[Listings of boxed layout items]
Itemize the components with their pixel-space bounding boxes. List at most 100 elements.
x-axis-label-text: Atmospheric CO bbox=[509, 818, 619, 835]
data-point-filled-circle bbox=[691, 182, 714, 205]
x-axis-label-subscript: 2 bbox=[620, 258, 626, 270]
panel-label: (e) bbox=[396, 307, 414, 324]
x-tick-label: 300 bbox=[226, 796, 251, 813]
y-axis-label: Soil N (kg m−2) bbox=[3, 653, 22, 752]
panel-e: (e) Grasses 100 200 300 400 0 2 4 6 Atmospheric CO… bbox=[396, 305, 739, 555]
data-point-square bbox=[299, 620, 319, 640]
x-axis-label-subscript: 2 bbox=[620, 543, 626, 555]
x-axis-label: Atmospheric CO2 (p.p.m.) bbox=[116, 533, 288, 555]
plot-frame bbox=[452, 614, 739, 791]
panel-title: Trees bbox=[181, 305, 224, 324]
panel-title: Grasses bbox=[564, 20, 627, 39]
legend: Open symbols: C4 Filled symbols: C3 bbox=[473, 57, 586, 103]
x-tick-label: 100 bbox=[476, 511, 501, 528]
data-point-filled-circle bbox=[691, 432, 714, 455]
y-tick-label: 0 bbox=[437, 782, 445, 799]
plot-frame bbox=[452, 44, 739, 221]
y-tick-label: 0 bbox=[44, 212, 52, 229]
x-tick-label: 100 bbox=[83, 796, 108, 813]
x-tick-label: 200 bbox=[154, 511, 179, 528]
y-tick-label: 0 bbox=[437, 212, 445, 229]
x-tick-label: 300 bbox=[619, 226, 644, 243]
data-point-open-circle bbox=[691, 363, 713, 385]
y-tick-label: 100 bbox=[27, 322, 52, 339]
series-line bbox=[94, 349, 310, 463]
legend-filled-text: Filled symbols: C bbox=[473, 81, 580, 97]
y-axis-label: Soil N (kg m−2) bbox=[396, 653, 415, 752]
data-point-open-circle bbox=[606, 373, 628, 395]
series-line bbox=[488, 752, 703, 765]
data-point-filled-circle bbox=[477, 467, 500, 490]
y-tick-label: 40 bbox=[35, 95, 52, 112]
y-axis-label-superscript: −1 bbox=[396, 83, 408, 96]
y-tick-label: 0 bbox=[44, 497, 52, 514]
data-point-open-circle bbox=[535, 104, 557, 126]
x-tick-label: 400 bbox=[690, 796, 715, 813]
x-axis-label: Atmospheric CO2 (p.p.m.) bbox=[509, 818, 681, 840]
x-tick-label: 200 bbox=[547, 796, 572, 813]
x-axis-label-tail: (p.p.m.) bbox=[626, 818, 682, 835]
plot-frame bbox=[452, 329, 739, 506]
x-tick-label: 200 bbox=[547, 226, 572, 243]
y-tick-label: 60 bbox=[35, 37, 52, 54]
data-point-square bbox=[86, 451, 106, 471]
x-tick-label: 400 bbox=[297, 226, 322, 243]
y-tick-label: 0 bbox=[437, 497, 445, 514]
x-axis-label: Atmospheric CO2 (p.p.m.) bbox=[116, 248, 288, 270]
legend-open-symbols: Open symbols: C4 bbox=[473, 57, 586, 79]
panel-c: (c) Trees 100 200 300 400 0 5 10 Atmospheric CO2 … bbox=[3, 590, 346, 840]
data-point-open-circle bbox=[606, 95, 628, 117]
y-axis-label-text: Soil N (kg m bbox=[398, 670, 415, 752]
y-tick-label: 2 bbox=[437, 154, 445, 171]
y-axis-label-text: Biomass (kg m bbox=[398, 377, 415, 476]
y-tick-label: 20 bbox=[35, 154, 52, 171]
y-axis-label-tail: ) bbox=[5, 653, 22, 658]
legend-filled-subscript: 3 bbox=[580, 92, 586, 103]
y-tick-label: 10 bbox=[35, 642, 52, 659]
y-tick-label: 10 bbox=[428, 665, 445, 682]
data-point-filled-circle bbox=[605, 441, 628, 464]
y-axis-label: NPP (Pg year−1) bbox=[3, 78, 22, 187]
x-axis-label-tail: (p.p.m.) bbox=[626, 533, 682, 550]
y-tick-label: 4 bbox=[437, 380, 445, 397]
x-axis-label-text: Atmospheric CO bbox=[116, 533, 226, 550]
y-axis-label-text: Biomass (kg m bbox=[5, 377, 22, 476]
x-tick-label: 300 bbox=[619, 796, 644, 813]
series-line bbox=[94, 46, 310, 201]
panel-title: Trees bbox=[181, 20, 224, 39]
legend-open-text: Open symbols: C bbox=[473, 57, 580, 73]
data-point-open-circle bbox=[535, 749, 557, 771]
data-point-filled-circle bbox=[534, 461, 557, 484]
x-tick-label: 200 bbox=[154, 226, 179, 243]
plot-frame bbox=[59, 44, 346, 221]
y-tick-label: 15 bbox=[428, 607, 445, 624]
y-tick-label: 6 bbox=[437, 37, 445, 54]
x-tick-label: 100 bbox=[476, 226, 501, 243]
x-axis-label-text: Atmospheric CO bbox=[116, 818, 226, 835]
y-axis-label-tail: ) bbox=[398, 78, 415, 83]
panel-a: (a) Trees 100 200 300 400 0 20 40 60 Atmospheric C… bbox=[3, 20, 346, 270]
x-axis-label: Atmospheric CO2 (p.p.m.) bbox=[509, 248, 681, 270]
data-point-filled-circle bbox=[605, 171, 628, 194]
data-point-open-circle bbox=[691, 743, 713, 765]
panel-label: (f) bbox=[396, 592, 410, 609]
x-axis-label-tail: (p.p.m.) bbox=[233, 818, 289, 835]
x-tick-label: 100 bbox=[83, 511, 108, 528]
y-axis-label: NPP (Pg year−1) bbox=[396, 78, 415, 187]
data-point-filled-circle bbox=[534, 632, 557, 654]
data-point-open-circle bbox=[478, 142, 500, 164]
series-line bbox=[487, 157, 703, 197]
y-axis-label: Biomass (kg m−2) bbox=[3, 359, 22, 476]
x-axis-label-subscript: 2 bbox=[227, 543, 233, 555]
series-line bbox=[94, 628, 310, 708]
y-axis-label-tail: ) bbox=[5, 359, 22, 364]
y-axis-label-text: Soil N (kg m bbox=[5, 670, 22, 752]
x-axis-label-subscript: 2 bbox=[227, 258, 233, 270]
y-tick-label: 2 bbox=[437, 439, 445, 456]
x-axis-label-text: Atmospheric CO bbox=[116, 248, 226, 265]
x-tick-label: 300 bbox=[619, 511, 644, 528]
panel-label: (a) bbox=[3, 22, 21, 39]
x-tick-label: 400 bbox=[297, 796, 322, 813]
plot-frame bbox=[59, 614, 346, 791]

# [The problem]
Render all the rows above as a Markdown table with two columns, Number and Record line, giving each line its own number and skipping any blank lines.

# [Written answer]
| Number | Record line |
|---|---|
| 1 | Itemize the components with their pixel-space bounding boxes. List at most 100 elements. |
| 2 | x-axis-label-text: Atmospheric CO bbox=[509, 818, 619, 835] |
| 3 | data-point-filled-circle bbox=[691, 182, 714, 205] |
| 4 | x-axis-label-subscript: 2 bbox=[620, 258, 626, 270] |
| 5 | panel-label: (e) bbox=[396, 307, 414, 324] |
| 6 | x-tick-label: 300 bbox=[226, 796, 251, 813] |
| 7 | y-axis-label: Soil N (kg m−2) bbox=[3, 653, 22, 752] |
| 8 | panel-e: (e) Grasses 100 200 300 400 0 2 4 6 Atmospheric CO… bbox=[396, 305, 739, 555] |
| 9 | data-point-square bbox=[299, 620, 319, 640] |
| 10 | x-axis-label-subscript: 2 bbox=[620, 543, 626, 555] |
| 11 | x-axis-label: Atmospheric CO2 (p.p.m.) bbox=[116, 533, 288, 555] |
| 12 | plot-frame bbox=[452, 614, 739, 791] |
| 13 | panel-title: Trees bbox=[181, 305, 224, 324] |
| 14 | panel-title: Grasses bbox=[564, 20, 627, 39] |
| 15 | legend: Open symbols: C4 Filled symbols: C3 bbox=[473, 57, 586, 103] |
| 16 | x-tick-label: 100 bbox=[476, 511, 501, 528] |
| 17 | data-point-filled-circle bbox=[691, 432, 714, 455] |
| 18 | y-tick-label: 0 bbox=[437, 782, 445, 799] |
| 19 | plot-frame bbox=[452, 44, 739, 221] |
| 20 | y-tick-label: 0 bbox=[44, 212, 52, 229] |
| 21 | x-tick-label: 100 bbox=[83, 796, 108, 813] |
| 22 | x-tick-label: 200 bbox=[154, 511, 179, 528] |
| 23 | y-tick-label: 0 bbox=[437, 212, 445, 229] |
| 24 | x-tick-label: 300 bbox=[619, 226, 644, 243] |
| 25 | data-point-open-circle bbox=[691, 363, 713, 385] |
| 26 | y-tick-label: 100 bbox=[27, 322, 52, 339] |
| 27 | series-line bbox=[94, 349, 310, 463] |
| 28 | legend-filled-text: Filled symbols: C bbox=[473, 81, 580, 97] |
| 29 | y-axis-label: Soil N (kg m−2) bbox=[396, 653, 415, 752] |
| 30 | data-point-open-circle bbox=[606, 373, 628, 395] |
| 31 | series-line bbox=[488, 752, 703, 765] |
| 32 | data-point-filled-circle bbox=[477, 467, 500, 490] |
| 33 | y-tick-label: 40 bbox=[35, 95, 52, 112] |
| 34 | y-axis-label-superscript: −1 bbox=[396, 83, 408, 96] |
| 35 | y-tick-label: 0 bbox=[44, 497, 52, 514] |
| 36 | data-point-open-circle bbox=[535, 104, 557, 126] |
| 37 | x-tick-label: 400 bbox=[690, 796, 715, 813] |
| 38 | x-axis-label: Atmospheric CO2 (p.p.m.) bbox=[509, 818, 681, 840] |
| 39 | x-tick-label: 200 bbox=[547, 796, 572, 813] |
| 40 | x-axis-label-tail: (p.p.m.) bbox=[626, 818, 682, 835] |
| 41 | plot-frame bbox=[452, 329, 739, 506] |
| 42 | x-tick-label: 200 bbox=[547, 226, 572, 243] |
| 43 | y-tick-label: 60 bbox=[35, 37, 52, 54] |
| 44 | data-point-square bbox=[86, 451, 106, 471] |
| 45 | x-tick-label: 400 bbox=[297, 226, 322, 243] |
| 46 | y-tick-label: 0 bbox=[437, 497, 445, 514] |
| 47 | x-axis-label: Atmospheric CO2 (p.p.m.) bbox=[116, 248, 288, 270] |
| 48 | legend-open-symbols: Open symbols: C4 bbox=[473, 57, 586, 79] |
| 49 | panel-c: (c) Trees 100 200 300 400 0 5 10 Atmospheric CO2 … bbox=[3, 590, 346, 840] |
| 50 | data-point-open-circle bbox=[606, 95, 628, 117] |
| 51 | y-axis-label-text: Soil N (kg m bbox=[398, 670, 415, 752] |
| 52 | y-tick-label: 2 bbox=[437, 154, 445, 171] |
| 53 | y-axis-label-text: Biomass (kg m bbox=[398, 377, 415, 476] |
| 54 | y-tick-label: 20 bbox=[35, 154, 52, 171] |
| 55 | y-axis-label-tail: ) bbox=[5, 653, 22, 658] |
| 56 | legend-filled-subscript: 3 bbox=[580, 92, 586, 103] |
| 57 | y-tick-label: 10 bbox=[35, 642, 52, 659] |
| 58 | y-tick-label: 10 bbox=[428, 665, 445, 682] |
| 59 | data-point-filled-circle bbox=[605, 441, 628, 464] |
| 60 | y-axis-label: NPP (Pg year−1) bbox=[3, 78, 22, 187] |
| 61 | x-axis-label-tail: (p.p.m.) bbox=[626, 533, 682, 550] |
| 62 | y-tick-label: 4 bbox=[437, 380, 445, 397] |
| 63 | x-axis-label-text: Atmospheric CO bbox=[116, 533, 226, 550] |
| 64 | y-axis-label-text: Biomass (kg m bbox=[5, 377, 22, 476] |
| 65 | x-tick-label: 300 bbox=[619, 796, 644, 813] |
| 66 | series-line bbox=[94, 46, 310, 201] |
| 67 | panel-title: Trees bbox=[181, 20, 224, 39] |
| 68 | legend-open-text: Open symbols: C bbox=[473, 57, 580, 73] |
| 69 | data-point-open-circle bbox=[535, 749, 557, 771] |
| 70 | data-point-filled-circle bbox=[534, 461, 557, 484] |
| 71 | x-tick-label: 200 bbox=[154, 226, 179, 243] |
| 72 | plot-frame bbox=[59, 44, 346, 221] |
| 73 | y-tick-label: 15 bbox=[428, 607, 445, 624] |
| 74 | y-tick-label: 6 bbox=[437, 37, 445, 54] |
| 75 | x-tick-label: 100 bbox=[476, 226, 501, 243] |
| 76 | x-axis-label-text: Atmospheric CO bbox=[116, 818, 226, 835] |
| 77 | y-axis-label-tail: ) bbox=[398, 78, 415, 83] |
| 78 | panel-a: (a) Trees 100 200 300 400 0 20 40 60 Atmospheric C… bbox=[3, 20, 346, 270] |
| 79 | x-axis-label: Atmospheric CO2 (p.p.m.) bbox=[509, 248, 681, 270] |
| 80 | data-point-filled-circle bbox=[605, 171, 628, 194] |
| 81 | data-point-open-circle bbox=[691, 743, 713, 765] |
| 82 | panel-label: (f) bbox=[396, 592, 410, 609] |
| 83 | x-axis-label-tail: (p.p.m.) bbox=[233, 818, 289, 835] |
| 84 | x-tick-label: 100 bbox=[83, 511, 108, 528] |
| 85 | y-axis-label: NPP (Pg year−1) bbox=[396, 78, 415, 187] |
| 86 | data-point-filled-circle bbox=[534, 632, 557, 654] |
| 87 | data-point-open-circle bbox=[478, 142, 500, 164] |
| 88 | series-line bbox=[487, 157, 703, 197] |
| 89 | y-axis-label: Biomass (kg m−2) bbox=[3, 359, 22, 476] |
| 90 | x-axis-label-subscript: 2 bbox=[227, 543, 233, 555] |
| 91 | series-line bbox=[94, 628, 310, 708] |
| 92 | y-axis-label-tail: ) bbox=[5, 359, 22, 364] |
| 93 | y-axis-label-text: Soil N (kg m bbox=[5, 670, 22, 752] |
| 94 | x-axis-label-subscript: 2 bbox=[227, 258, 233, 270] |
| 95 | y-tick-label: 2 bbox=[437, 439, 445, 456] |
| 96 | x-axis-label-text: Atmospheric CO bbox=[116, 248, 226, 265] |
| 97 | x-tick-label: 300 bbox=[619, 511, 644, 528] |
| 98 | panel-label: (a) bbox=[3, 22, 21, 39] |
| 99 | x-tick-label: 400 bbox=[297, 796, 322, 813] |
| 100 | plot-frame bbox=[59, 614, 346, 791] |